GIVEN PROBLEM: Pull out every line from the listing that has the word "предоставлении".

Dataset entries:
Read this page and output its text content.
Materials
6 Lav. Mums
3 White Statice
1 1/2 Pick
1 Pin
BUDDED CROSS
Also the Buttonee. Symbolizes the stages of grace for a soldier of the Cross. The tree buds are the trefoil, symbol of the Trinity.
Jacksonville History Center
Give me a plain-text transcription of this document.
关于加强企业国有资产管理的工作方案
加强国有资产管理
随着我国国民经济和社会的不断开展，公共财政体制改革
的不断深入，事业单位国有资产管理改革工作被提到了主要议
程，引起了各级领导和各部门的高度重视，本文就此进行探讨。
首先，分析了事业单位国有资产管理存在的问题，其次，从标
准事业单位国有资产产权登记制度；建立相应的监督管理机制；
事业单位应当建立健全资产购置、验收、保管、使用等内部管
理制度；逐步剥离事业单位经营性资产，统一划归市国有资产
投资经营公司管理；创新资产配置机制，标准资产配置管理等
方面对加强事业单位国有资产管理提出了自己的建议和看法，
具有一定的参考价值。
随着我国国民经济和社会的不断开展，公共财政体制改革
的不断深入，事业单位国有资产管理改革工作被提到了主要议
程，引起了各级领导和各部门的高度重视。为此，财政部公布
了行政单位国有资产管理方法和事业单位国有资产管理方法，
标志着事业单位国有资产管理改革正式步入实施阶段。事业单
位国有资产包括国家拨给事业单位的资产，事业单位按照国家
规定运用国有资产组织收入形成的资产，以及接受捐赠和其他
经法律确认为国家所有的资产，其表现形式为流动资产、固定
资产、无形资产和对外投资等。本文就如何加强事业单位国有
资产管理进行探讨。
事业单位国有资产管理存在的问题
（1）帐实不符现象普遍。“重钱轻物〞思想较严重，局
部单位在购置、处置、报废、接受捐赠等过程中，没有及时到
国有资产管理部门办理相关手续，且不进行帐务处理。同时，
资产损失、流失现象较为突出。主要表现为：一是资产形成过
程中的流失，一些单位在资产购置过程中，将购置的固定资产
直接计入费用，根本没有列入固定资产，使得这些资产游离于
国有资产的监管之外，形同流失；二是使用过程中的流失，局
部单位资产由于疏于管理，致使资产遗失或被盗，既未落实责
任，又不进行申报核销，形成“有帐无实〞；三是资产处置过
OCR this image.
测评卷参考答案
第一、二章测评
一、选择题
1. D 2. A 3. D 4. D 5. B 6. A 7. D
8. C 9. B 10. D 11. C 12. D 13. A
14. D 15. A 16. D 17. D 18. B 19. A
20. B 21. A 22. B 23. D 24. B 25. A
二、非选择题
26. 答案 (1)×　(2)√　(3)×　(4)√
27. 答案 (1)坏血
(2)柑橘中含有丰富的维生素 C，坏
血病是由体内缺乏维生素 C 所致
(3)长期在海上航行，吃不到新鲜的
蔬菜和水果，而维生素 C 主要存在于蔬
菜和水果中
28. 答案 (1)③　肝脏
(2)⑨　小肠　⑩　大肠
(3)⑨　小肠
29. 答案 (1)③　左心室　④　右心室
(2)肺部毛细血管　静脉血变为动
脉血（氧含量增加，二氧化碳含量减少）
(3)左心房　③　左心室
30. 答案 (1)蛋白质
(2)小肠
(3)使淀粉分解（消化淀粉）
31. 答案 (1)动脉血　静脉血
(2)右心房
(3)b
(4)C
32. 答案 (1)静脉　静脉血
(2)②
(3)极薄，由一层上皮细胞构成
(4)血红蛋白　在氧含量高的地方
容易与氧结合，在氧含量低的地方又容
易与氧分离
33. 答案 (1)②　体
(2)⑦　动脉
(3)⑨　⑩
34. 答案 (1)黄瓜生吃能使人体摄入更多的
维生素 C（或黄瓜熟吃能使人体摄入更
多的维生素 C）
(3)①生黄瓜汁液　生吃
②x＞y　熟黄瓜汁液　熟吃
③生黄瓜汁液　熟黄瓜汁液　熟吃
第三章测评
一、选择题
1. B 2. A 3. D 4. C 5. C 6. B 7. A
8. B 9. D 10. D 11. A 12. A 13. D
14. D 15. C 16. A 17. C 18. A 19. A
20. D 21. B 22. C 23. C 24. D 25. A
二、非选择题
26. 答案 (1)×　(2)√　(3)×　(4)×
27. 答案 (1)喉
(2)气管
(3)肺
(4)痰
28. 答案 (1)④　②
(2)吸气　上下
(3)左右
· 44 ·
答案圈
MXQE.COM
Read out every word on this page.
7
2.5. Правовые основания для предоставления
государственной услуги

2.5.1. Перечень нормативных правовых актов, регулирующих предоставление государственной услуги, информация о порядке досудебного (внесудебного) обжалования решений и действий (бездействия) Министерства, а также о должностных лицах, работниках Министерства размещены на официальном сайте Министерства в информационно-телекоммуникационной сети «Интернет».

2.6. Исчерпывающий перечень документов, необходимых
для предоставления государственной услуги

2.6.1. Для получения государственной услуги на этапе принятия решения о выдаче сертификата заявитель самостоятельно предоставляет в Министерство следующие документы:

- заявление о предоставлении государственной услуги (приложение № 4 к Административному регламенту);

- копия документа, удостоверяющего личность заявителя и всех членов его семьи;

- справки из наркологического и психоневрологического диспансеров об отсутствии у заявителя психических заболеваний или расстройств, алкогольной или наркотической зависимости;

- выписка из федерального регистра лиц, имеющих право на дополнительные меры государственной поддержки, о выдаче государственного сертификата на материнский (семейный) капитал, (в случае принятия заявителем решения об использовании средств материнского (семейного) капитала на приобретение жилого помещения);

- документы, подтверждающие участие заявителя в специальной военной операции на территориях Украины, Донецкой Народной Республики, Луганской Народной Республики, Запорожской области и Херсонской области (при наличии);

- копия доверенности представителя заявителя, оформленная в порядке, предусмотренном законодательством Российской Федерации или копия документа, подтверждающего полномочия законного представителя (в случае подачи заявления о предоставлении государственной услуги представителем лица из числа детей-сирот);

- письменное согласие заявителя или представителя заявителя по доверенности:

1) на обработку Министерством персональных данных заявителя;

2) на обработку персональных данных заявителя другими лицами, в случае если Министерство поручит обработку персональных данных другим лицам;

FULL ANSWER:
- заявление о предоставлении государственной услуги (приложение № 4 к Административному регламенту);
- копия доверенности представителя заявителя, оформленная в порядке, предусмотренном законодательством Российской Федерации или копия документа, подтверждающего полномочия законного представителя (в случае подачи заявления о предоставлении государственной услуги представителем лица из числа детей-сирот);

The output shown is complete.